(Dataset entries)
= = = = =
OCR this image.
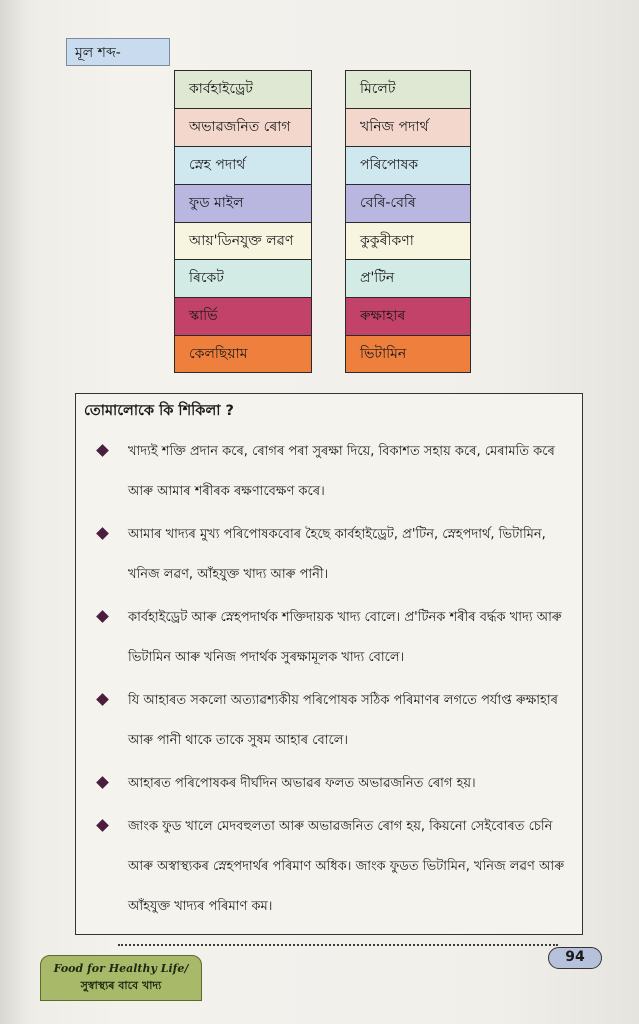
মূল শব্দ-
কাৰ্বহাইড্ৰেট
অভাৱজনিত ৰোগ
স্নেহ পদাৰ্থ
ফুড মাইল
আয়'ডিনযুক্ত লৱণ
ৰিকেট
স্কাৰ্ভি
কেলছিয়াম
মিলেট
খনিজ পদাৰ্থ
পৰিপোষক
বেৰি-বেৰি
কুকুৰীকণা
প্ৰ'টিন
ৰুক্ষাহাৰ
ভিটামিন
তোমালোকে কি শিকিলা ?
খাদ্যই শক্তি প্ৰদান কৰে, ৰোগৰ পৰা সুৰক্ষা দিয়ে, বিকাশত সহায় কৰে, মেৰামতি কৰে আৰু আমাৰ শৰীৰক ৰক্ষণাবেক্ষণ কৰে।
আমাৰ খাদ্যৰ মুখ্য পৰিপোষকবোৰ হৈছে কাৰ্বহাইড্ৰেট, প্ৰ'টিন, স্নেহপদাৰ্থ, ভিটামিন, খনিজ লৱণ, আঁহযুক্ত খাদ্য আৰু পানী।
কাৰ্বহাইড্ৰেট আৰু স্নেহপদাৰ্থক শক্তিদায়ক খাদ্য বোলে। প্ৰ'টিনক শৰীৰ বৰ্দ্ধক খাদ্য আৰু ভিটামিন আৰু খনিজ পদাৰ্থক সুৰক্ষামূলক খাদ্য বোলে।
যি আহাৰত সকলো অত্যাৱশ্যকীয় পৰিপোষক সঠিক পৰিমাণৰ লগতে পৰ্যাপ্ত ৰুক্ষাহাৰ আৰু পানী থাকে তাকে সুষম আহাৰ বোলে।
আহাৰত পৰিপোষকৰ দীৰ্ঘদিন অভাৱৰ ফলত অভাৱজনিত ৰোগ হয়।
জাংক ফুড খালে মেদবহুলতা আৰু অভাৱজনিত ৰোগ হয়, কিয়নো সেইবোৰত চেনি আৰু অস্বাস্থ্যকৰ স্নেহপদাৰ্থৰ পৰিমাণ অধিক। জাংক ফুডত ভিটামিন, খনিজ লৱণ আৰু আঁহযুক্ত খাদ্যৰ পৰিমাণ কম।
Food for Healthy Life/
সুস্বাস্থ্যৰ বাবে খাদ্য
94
= = = = =
▶ **What you have to do**
Copy the data exactly. Any picture it contains is to be omitted.

▶ **Written answer**
OCR this image.
মূল শব্দ-
কাৰ্বহাইড্ৰেট
অভাৱজনিত ৰোগ
স্নেহ পদাৰ্থ
ফুড মাইল
আয়'ডিনযুক্ত লৱণ
ৰিকেট
স্কাৰ্ভি
কেলছিয়াম
মিলেট
খনিজ পদাৰ্থ
পৰিপোষক
বেৰি-বেৰি
কুকুৰীকণা
প্ৰ'টিন
ৰুক্ষাহাৰ
ভিটামিন
তোমালোকে কি শিকিলা ?
খাদ্যই শক্তি প্ৰদান কৰে, ৰোগৰ পৰা সুৰক্ষা দিয়ে, বিকাশত সহায় কৰে, মেৰামতি কৰে আৰু আমাৰ শৰীৰক ৰক্ষণাবেক্ষণ কৰে।
আমাৰ খাদ্যৰ মুখ্য পৰিপোষকবোৰ হৈছে কাৰ্বহাইড্ৰেট, প্ৰ'টিন, স্নেহপদাৰ্থ, ভিটামিন, খনিজ লৱণ, আঁহযুক্ত খাদ্য আৰু পানী।
কাৰ্বহাইড্ৰেট আৰু স্নেহপদাৰ্থক শক্তিদায়ক খাদ্য বোলে। প্ৰ'টিনক শৰীৰ বৰ্দ্ধক খাদ্য আৰু ভিটামিন আৰু খনিজ পদাৰ্থক সুৰক্ষামূলক খাদ্য বোলে।
যি আহাৰত সকলো অত্যাৱশ্যকীয় পৰিপোষক সঠিক পৰিমাণৰ লগতে পৰ্যাপ্ত ৰুক্ষাহাৰ আৰু পানী থাকে তাকে সুষম আহাৰ বোলে।
আহাৰত পৰিপোষকৰ দীৰ্ঘদিন অভাৱৰ ফলত অভাৱজনিত ৰোগ হয়।
জাংক ফুড খালে মেদবহুলতা আৰু অভাৱজনিত ৰোগ হয়, কিয়নো সেইবোৰত চেনি আৰু অস্বাস্থ্যকৰ স্নেহপদাৰ্থৰ পৰিমাণ অধিক। জাংক ফুডত ভিটামিন, খনিজ লৱণ আৰু আঁহযুক্ত খাদ্যৰ পৰিমাণ কম।
Food for Healthy Life/
সুস্বাস্থ্যৰ বাবে খাদ্য
94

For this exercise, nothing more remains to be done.